begin Data for this task

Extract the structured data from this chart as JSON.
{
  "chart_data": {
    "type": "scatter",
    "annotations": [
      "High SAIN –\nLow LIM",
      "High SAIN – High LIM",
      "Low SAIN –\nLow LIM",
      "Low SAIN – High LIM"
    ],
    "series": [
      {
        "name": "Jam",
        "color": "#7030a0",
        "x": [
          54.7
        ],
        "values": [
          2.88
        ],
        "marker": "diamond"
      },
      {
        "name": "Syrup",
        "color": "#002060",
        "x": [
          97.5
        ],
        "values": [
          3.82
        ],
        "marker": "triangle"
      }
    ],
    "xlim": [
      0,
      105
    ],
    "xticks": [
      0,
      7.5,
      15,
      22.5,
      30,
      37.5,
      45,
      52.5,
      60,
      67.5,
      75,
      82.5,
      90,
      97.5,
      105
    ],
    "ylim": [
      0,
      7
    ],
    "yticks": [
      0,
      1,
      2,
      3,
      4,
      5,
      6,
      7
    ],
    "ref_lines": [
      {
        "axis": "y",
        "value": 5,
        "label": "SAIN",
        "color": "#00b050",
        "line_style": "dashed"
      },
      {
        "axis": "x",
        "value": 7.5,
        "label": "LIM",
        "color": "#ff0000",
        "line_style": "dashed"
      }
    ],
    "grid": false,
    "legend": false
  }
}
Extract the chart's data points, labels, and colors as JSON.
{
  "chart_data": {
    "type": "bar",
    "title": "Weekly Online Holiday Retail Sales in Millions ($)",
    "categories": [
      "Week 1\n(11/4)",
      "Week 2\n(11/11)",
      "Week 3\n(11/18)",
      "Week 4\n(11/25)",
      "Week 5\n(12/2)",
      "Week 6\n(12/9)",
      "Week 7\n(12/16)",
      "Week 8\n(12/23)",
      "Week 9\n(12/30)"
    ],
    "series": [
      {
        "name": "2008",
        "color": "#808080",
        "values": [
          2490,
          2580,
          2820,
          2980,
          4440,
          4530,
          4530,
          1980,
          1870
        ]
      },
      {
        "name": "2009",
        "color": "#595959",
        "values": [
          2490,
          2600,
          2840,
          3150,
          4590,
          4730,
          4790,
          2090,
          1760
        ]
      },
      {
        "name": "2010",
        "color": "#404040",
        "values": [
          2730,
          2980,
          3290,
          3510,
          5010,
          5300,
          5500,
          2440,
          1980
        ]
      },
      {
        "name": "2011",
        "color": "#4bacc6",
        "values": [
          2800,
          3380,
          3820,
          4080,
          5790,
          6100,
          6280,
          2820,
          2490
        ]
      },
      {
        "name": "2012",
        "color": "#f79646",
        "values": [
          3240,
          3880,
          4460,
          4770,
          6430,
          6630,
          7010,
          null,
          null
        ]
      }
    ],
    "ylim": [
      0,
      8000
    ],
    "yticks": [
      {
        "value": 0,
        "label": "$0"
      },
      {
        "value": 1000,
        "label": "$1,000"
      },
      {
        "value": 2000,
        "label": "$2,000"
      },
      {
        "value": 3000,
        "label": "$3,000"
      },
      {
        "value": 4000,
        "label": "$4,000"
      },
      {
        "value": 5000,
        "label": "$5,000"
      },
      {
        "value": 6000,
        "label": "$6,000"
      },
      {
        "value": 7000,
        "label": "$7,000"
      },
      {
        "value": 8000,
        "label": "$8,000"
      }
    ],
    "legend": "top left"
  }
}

end Data for this task

(Required work): Transcribe the full listing above without leaving anything out.

(Output of the task):
Extract the structured data from this chart as JSON.
{
  "chart_data": {
    "type": "scatter",
    "annotations": [
      "High SAIN –\nLow LIM",
      "High SAIN – High LIM",
      "Low SAIN –\nLow LIM",
      "Low SAIN – High LIM"
    ],
    "series": [
      {
        "name": "Jam",
        "color": "#7030a0",
        "x": [
          54.7
        ],
        "values": [
          2.88
        ],
        "marker": "diamond"
      },
      {
        "name": "Syrup",
        "color": "#002060",
        "x": [
          97.5
        ],
        "values": [
          3.82
        ],
        "marker": "triangle"
      }
    ],
    "xlim": [
      0,
      105
    ],
    "xticks": [
      0,
      7.5,
      15,
      22.5,
      30,
      37.5,
      45,
      52.5,
      60,
      67.5,
      75,
      82.5,
      90,
      97.5,
      105
    ],
    "ylim": [
      0,
      7
    ],
    "yticks": [
      0,
      1,
      2,
      3,
      4,
      5,
      6,
      7
    ],
    "ref_lines": [
      {
        "axis": "y",
        "value": 5,
        "label": "SAIN",
        "color": "#00b050",
        "line_style": "dashed"
      },
      {
        "axis": "x",
        "value": 7.5,
        "label": "LIM",
        "color": "#ff0000",
        "line_style": "dashed"
      }
    ],
    "grid": false,
    "legend": false
  }
}
Extract the chart's data points, labels, and colors as JSON.
{
  "chart_data": {
    "type": "bar",
    "title": "Weekly Online Holiday Retail Sales in Millions ($)",
    "categories": [
      "Week 1\n(11/4)",
      "Week 2\n(11/11)",
      "Week 3\n(11/18)",
      "Week 4\n(11/25)",
      "Week 5\n(12/2)",
      "Week 6\n(12/9)",
      "Week 7\n(12/16)",
      "Week 8\n(12/23)",
      "Week 9\n(12/30)"
    ],
    "series": [
      {
        "name": "2008",
        "color": "#808080",
        "values": [
          2490,
          2580,
          2820,
          2980,
          4440,
          4530,
          4530,
          1980,
          1870
        ]
      },
      {
        "name": "2009",
        "color": "#595959",
        "values": [
          2490,
          2600,
          2840,
          3150,
          4590,
          4730,
          4790,
          2090,
          1760
        ]
      },
      {
        "name": "2010",
        "color": "#404040",
        "values": [
          2730,
          2980,
          3290,
          3510,
          5010,
          5300,
          5500,
          2440,
          1980
        ]
      },
      {
        "name": "2011",
        "color": "#4bacc6",
        "values": [
          2800,
          3380,
          3820,
          4080,
          5790,
          6100,
          6280,
          2820,
          2490
        ]
      },
      {
        "name": "2012",
        "color": "#f79646",
        "values": [
          3240,
          3880,
          4460,
          4770,
          6430,
          6630,
          7010,
          null,
          null
        ]
      }
    ],
    "ylim": [
      0,
      8000
    ],
    "yticks": [
      {
        "value": 0,
        "label": "$0"
      },
      {
        "value": 1000,
        "label": "$1,000"
      },
      {
        "value": 2000,
        "label": "$2,000"
      },
      {
        "value": 3000,
        "label": "$3,000"
      },
      {
        "value": 4000,
        "label": "$4,000"
      },
      {
        "value": 5000,
        "label": "$5,000"
      },
      {
        "value": 6000,
        "label": "$6,000"
      },
      {
        "value": 7000,
        "label": "$7,000"
      },
      {
        "value": 8000,
        "label": "$8,000"
      }
    ],
    "legend": "top left"
  }
}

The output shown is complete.